TASK OBJECTIVE |
Show every line below where "versus" can be found.

[Records from a data collection]
————

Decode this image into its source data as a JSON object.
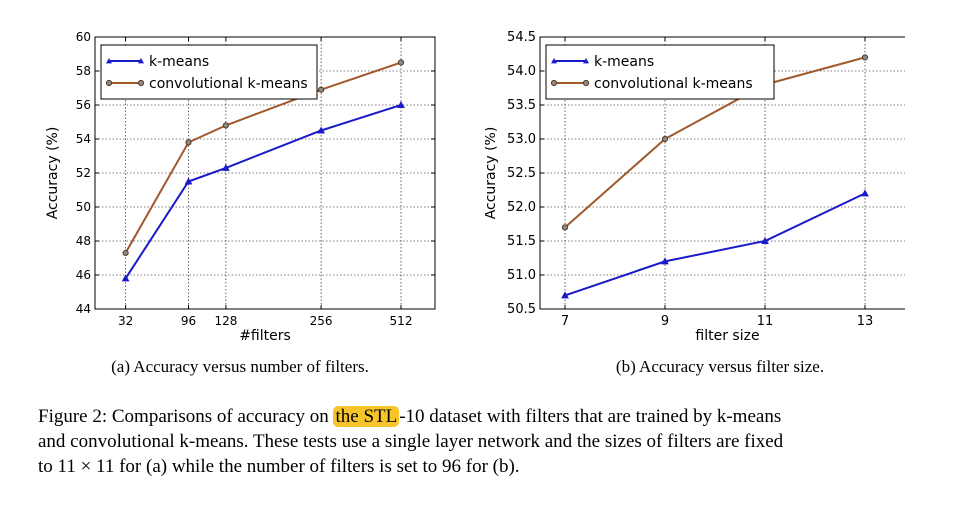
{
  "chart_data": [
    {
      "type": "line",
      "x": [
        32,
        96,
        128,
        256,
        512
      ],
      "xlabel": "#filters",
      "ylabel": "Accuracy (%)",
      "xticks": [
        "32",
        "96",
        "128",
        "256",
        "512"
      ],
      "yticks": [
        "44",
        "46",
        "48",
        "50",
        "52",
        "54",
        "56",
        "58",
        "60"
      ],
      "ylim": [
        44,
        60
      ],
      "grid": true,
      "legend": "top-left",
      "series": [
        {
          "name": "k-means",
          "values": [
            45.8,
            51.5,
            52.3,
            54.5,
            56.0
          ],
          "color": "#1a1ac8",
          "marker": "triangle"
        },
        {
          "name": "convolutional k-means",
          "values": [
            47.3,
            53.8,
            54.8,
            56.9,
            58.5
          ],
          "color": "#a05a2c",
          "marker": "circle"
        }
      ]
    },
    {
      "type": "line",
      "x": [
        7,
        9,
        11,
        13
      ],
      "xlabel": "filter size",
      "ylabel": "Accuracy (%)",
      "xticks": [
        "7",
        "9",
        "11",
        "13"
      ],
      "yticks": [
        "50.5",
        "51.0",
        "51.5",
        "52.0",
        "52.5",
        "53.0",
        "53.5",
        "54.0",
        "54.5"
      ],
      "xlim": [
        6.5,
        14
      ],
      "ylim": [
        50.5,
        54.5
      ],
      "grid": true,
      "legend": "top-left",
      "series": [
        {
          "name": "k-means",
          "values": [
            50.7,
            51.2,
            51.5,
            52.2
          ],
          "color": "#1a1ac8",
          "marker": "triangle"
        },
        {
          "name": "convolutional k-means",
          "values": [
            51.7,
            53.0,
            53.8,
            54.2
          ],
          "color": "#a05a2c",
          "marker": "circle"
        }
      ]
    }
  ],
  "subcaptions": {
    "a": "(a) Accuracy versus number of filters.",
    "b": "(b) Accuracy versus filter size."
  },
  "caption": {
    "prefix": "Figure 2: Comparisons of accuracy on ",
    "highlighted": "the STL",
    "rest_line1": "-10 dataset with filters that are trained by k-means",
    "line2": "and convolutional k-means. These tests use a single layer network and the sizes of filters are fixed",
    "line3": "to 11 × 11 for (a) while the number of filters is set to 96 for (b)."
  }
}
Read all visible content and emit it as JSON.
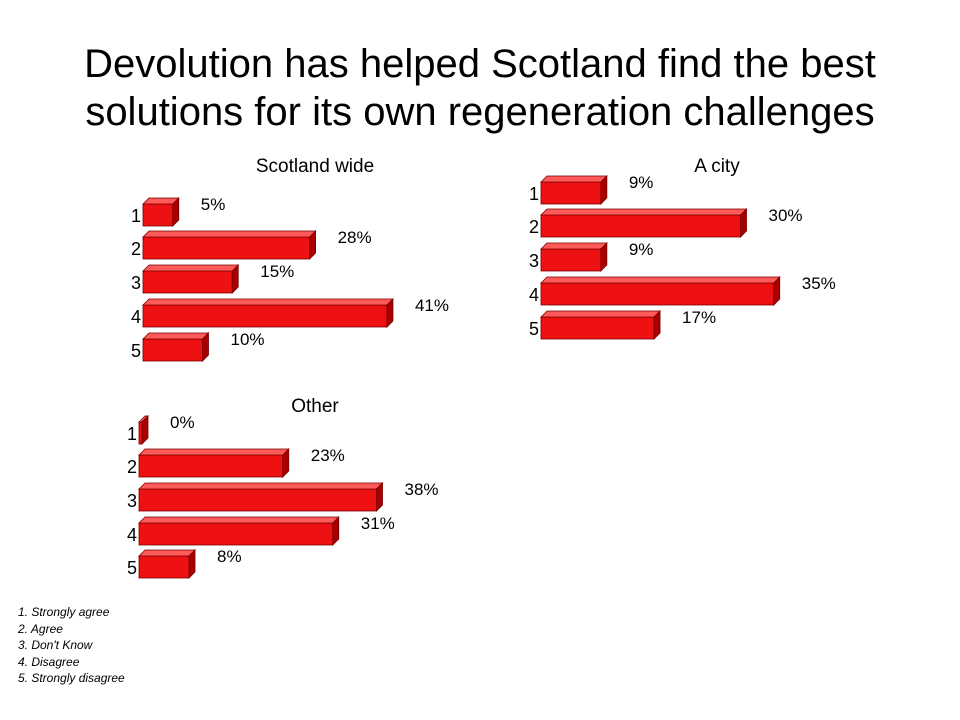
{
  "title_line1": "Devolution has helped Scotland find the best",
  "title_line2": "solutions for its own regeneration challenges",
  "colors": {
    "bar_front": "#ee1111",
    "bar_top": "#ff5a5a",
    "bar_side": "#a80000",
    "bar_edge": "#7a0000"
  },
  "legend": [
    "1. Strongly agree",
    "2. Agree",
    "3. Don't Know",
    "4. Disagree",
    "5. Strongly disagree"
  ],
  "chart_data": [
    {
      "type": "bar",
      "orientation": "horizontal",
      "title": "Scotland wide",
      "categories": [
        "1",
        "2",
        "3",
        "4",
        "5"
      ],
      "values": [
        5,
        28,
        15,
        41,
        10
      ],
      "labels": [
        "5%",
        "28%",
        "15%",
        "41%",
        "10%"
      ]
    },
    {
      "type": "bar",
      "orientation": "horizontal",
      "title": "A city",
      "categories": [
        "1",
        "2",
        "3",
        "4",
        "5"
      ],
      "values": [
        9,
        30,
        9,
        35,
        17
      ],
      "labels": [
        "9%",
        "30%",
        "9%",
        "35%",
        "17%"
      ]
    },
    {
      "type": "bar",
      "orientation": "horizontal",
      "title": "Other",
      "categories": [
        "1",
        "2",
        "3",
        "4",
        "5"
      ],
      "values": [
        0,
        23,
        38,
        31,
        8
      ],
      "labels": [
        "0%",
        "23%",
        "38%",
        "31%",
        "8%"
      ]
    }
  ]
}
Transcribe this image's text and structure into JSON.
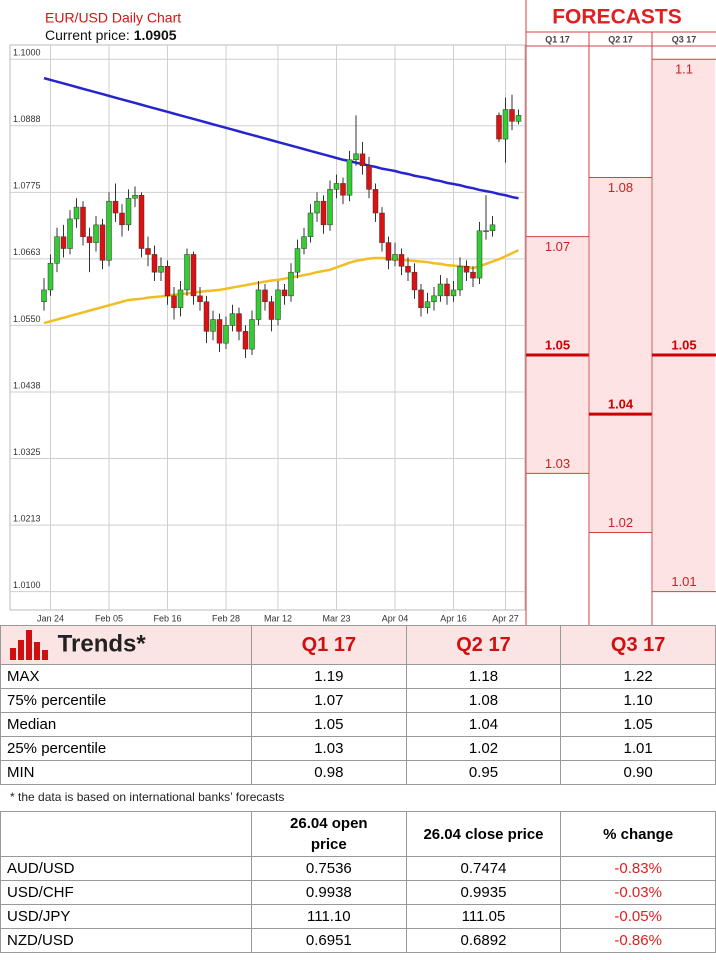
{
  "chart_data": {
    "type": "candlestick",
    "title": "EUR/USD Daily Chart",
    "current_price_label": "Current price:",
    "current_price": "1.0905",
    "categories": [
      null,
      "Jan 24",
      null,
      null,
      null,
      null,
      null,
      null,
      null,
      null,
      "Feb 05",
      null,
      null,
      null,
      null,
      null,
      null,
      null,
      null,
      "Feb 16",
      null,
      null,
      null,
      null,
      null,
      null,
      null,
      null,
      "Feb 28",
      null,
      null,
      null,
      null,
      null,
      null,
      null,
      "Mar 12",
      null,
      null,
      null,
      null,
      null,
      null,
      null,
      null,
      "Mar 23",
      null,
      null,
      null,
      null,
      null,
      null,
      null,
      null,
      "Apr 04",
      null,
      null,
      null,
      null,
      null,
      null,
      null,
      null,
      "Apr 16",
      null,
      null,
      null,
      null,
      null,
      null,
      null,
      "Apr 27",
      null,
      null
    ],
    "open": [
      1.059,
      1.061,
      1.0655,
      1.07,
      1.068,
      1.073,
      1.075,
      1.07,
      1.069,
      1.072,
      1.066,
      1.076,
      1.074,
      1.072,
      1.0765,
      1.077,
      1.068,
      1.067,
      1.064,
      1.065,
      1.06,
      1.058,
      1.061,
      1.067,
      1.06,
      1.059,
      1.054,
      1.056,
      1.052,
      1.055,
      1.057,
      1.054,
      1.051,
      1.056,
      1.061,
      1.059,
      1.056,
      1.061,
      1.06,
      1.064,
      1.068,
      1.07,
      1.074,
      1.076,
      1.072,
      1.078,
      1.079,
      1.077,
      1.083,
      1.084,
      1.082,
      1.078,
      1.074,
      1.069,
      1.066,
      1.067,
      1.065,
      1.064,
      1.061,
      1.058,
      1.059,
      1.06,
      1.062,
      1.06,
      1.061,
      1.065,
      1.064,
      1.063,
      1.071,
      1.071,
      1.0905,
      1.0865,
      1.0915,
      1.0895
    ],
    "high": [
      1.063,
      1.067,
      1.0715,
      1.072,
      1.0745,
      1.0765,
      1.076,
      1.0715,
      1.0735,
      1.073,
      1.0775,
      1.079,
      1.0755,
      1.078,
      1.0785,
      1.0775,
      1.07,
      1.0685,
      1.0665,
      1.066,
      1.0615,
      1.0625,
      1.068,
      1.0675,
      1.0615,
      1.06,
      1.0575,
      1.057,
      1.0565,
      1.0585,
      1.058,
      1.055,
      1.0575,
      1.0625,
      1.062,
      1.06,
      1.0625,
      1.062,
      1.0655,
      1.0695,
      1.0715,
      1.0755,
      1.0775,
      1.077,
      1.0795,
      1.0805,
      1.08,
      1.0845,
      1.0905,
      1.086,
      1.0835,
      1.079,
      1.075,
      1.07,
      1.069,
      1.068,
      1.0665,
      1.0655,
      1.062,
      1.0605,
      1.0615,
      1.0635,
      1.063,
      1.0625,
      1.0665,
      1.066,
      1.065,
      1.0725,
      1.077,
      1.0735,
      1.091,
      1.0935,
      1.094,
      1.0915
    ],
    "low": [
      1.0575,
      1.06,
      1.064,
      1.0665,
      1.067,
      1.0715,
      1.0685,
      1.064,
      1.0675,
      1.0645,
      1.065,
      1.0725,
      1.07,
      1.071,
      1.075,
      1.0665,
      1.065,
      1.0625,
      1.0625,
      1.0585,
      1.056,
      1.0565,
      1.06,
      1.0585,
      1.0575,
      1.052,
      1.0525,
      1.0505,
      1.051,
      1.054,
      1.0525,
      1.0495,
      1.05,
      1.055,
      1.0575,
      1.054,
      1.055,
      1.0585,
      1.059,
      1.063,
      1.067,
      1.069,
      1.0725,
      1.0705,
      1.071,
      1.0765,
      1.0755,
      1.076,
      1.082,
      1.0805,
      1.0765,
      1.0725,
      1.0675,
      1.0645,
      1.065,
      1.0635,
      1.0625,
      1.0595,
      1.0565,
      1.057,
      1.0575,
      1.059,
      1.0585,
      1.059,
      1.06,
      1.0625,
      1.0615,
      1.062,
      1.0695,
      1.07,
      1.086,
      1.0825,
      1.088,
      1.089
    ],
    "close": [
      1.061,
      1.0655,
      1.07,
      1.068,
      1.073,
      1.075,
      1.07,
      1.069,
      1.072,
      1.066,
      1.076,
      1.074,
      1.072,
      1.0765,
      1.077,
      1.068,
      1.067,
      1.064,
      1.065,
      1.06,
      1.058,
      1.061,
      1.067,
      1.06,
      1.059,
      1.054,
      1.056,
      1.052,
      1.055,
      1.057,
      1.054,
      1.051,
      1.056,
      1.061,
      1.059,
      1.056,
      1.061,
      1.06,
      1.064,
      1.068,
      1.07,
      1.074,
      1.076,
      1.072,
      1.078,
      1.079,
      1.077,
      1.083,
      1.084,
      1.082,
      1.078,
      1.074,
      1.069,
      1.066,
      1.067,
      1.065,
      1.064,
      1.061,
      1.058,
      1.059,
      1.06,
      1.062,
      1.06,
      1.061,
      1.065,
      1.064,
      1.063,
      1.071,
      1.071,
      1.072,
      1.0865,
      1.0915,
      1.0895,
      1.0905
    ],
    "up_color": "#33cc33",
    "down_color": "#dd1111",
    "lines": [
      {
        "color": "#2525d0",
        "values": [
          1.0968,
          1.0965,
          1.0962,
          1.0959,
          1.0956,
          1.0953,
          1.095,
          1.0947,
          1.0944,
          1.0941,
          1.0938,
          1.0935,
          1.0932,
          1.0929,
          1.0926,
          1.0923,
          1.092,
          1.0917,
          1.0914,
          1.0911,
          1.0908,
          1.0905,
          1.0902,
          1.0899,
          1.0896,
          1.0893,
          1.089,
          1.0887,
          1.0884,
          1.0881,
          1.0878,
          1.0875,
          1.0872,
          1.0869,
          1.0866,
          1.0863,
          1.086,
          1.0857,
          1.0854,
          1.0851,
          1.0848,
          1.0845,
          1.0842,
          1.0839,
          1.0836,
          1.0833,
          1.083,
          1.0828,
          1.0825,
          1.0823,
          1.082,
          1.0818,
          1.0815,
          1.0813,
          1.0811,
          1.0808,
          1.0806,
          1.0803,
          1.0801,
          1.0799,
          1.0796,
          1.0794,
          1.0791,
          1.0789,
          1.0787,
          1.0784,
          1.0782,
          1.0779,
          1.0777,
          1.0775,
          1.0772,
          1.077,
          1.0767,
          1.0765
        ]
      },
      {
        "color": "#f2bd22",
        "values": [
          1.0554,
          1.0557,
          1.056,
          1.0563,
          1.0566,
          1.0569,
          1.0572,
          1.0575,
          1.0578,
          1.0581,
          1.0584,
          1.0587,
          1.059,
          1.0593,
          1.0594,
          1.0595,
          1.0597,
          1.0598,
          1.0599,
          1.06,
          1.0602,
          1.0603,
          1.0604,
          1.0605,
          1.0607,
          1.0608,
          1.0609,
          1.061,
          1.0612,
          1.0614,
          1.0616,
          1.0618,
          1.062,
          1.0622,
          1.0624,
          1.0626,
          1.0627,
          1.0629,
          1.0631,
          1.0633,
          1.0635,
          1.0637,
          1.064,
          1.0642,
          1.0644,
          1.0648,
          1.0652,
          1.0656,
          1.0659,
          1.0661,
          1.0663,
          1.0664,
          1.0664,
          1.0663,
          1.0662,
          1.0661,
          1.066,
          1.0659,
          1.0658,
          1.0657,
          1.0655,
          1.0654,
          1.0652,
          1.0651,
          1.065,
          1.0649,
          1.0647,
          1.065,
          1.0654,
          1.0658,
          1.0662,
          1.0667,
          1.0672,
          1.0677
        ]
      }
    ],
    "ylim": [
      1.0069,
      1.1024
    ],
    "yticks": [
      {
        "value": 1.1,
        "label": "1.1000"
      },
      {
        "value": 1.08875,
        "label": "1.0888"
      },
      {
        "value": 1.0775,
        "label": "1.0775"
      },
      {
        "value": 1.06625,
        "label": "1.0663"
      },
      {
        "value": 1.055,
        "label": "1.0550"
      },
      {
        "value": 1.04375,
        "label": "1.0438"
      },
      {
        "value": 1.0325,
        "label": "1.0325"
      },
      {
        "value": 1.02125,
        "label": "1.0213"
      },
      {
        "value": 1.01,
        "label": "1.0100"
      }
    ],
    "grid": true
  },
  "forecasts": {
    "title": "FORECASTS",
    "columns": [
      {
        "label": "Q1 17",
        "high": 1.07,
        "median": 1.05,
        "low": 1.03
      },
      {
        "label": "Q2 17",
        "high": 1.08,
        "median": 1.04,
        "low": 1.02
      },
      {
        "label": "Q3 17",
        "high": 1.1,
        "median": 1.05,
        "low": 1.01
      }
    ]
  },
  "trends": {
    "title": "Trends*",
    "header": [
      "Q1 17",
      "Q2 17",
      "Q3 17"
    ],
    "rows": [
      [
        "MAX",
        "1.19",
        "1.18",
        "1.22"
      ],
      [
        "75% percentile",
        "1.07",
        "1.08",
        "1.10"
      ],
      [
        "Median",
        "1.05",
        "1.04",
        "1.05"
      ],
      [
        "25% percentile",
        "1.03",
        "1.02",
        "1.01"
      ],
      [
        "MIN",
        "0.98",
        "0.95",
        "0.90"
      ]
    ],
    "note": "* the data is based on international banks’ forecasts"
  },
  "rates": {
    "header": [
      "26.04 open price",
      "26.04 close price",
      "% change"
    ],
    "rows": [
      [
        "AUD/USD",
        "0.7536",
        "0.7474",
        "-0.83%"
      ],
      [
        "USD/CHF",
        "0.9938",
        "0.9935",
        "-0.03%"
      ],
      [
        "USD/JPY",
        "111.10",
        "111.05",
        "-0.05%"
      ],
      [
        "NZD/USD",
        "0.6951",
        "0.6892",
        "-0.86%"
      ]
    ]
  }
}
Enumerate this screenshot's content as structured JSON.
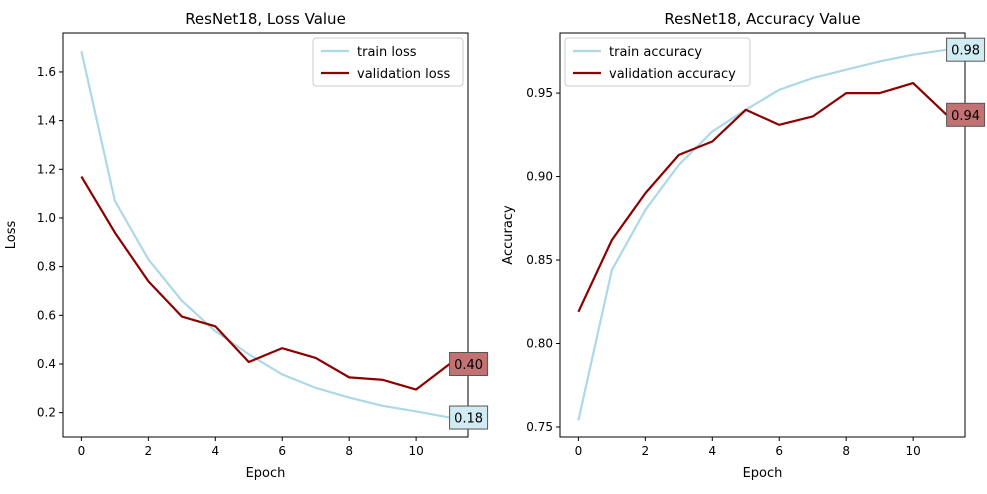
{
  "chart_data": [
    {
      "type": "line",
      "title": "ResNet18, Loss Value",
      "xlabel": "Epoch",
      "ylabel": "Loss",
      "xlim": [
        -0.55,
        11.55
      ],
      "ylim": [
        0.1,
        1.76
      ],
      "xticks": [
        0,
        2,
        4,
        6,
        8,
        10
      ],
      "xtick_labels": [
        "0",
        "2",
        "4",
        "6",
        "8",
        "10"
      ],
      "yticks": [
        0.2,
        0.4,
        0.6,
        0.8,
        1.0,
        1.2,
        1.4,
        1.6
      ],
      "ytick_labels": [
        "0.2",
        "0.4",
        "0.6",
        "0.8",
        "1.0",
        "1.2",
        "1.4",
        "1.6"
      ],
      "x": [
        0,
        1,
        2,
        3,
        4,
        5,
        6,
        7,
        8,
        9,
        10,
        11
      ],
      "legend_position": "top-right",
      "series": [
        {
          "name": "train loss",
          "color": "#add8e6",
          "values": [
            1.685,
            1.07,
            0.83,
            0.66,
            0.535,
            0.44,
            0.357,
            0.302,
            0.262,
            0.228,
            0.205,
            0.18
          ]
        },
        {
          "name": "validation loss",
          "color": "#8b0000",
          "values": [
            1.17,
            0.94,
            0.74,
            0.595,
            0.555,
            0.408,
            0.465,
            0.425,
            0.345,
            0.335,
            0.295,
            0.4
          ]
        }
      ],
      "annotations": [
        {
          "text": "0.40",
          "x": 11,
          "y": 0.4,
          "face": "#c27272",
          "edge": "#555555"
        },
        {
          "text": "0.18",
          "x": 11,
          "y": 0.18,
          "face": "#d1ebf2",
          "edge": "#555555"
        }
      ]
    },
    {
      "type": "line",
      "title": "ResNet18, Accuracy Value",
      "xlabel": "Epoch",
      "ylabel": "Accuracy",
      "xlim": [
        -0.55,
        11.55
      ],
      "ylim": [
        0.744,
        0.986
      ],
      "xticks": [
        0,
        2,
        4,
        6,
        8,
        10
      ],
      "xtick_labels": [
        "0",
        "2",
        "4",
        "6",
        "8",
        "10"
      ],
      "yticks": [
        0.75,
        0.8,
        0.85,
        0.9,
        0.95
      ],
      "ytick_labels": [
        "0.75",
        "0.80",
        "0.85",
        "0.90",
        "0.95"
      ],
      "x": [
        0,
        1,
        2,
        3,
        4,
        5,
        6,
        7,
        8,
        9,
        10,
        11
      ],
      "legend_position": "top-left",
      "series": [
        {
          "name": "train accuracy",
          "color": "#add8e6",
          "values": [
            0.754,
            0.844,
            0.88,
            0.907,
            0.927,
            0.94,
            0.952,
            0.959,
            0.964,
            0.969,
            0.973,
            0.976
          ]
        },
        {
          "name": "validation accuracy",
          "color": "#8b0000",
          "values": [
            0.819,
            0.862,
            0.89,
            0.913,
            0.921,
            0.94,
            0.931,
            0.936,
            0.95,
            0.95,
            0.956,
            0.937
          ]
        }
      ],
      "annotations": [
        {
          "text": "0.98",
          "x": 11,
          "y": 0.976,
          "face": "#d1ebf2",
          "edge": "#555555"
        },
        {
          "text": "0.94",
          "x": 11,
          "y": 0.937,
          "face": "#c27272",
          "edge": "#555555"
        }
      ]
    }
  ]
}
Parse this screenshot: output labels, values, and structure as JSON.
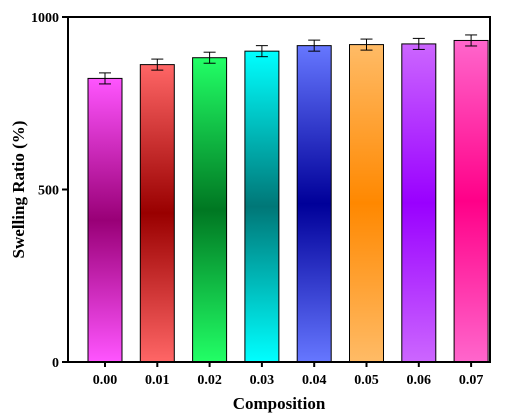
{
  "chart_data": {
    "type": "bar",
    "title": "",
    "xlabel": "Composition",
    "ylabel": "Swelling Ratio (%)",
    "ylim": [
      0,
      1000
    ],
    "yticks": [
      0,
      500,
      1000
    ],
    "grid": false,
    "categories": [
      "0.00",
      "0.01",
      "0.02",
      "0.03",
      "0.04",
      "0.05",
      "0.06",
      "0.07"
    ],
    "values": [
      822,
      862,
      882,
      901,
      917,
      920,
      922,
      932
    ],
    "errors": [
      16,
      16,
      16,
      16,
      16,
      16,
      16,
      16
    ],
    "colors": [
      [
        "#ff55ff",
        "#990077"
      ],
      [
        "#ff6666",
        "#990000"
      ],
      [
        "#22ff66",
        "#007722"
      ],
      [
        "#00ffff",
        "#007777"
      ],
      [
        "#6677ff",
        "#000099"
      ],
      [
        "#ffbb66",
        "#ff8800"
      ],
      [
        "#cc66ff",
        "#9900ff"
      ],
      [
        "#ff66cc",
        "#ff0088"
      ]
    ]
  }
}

————

RESPONSE FOR THIS EXERCISE |
    "a": "(a) Accuracy versus number of filters.",
    "b": "(b) Accuracy versus filter size."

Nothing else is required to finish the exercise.